## [Task requirements]
Return the entries below verbatim. Pictures stay out.

[Data excerpts]
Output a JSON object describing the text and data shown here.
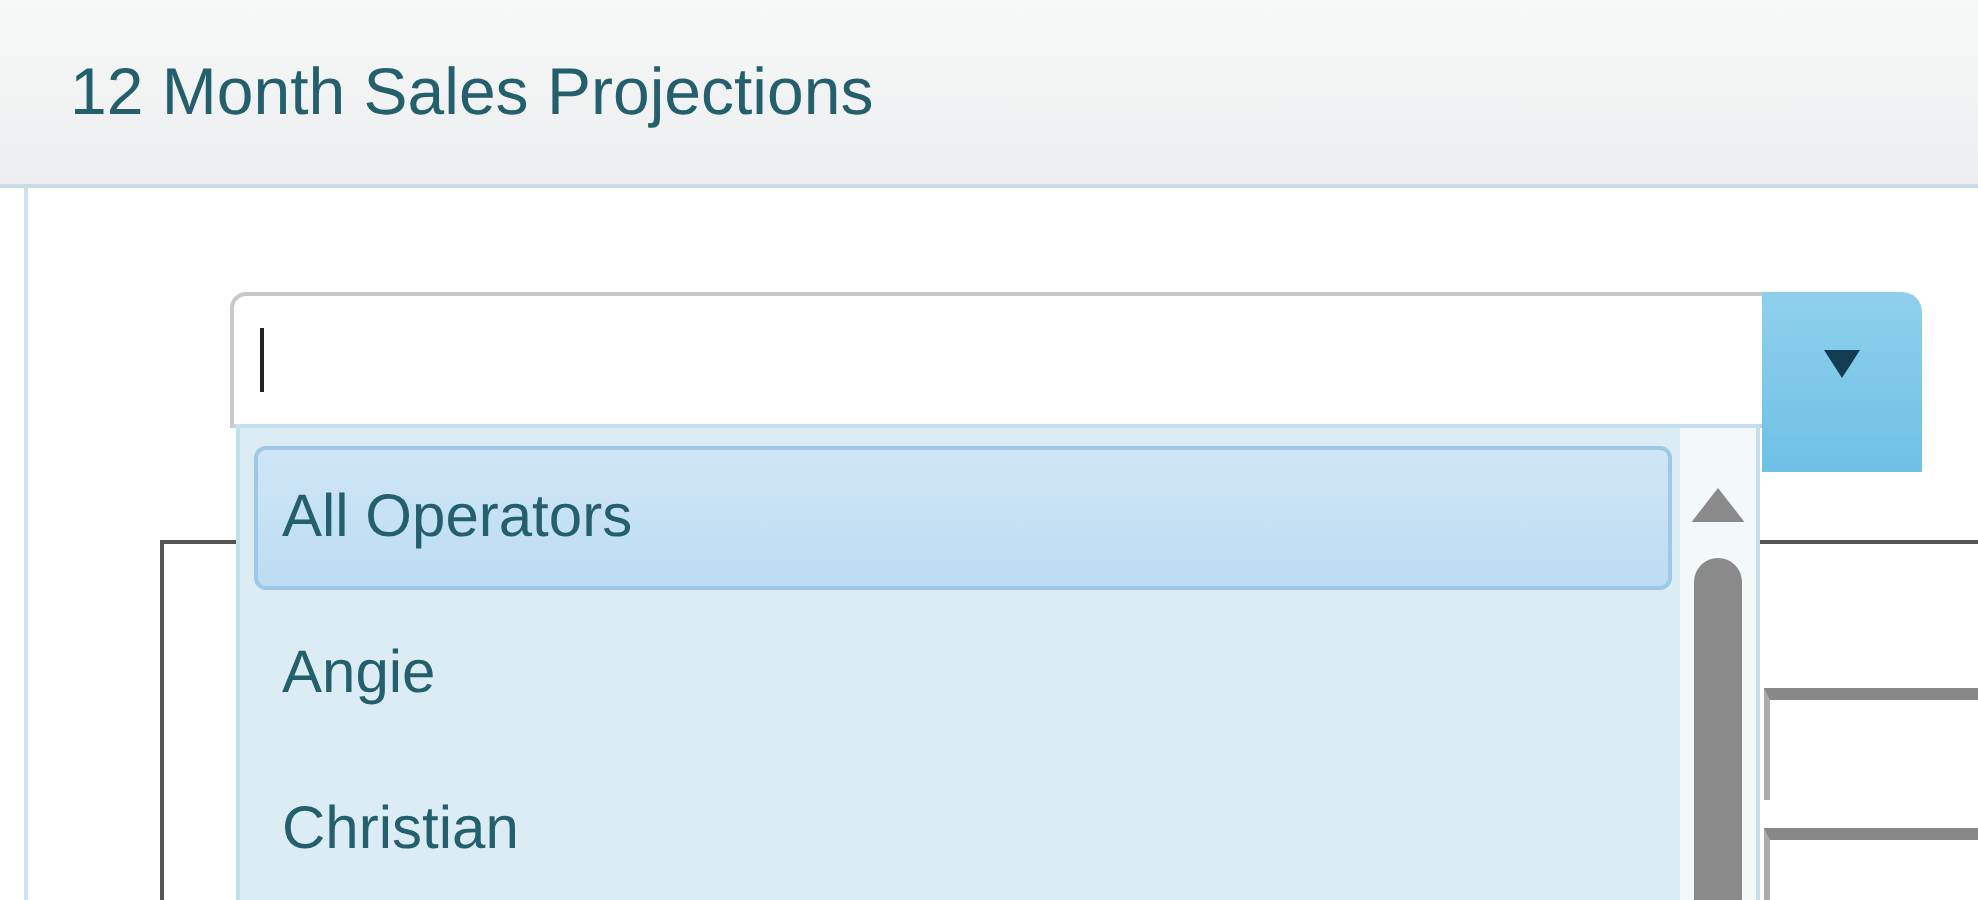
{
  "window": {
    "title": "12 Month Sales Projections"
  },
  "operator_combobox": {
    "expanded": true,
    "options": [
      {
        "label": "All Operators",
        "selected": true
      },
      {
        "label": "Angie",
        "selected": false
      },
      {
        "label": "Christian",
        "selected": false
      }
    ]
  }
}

## [Solution]
Output a JSON object describing the text and data shown here.
{
  "window": {
    "title": "12 Month Sales Projections"
  },
  "operator_combobox": {
    "expanded": true,
    "options": [
      {
        "label": "All Operators",
        "selected": true
      },
      {
        "label": "Angie",
        "selected": false
      },
      {
        "label": "Christian",
        "selected": false
      }
    ]
  }
}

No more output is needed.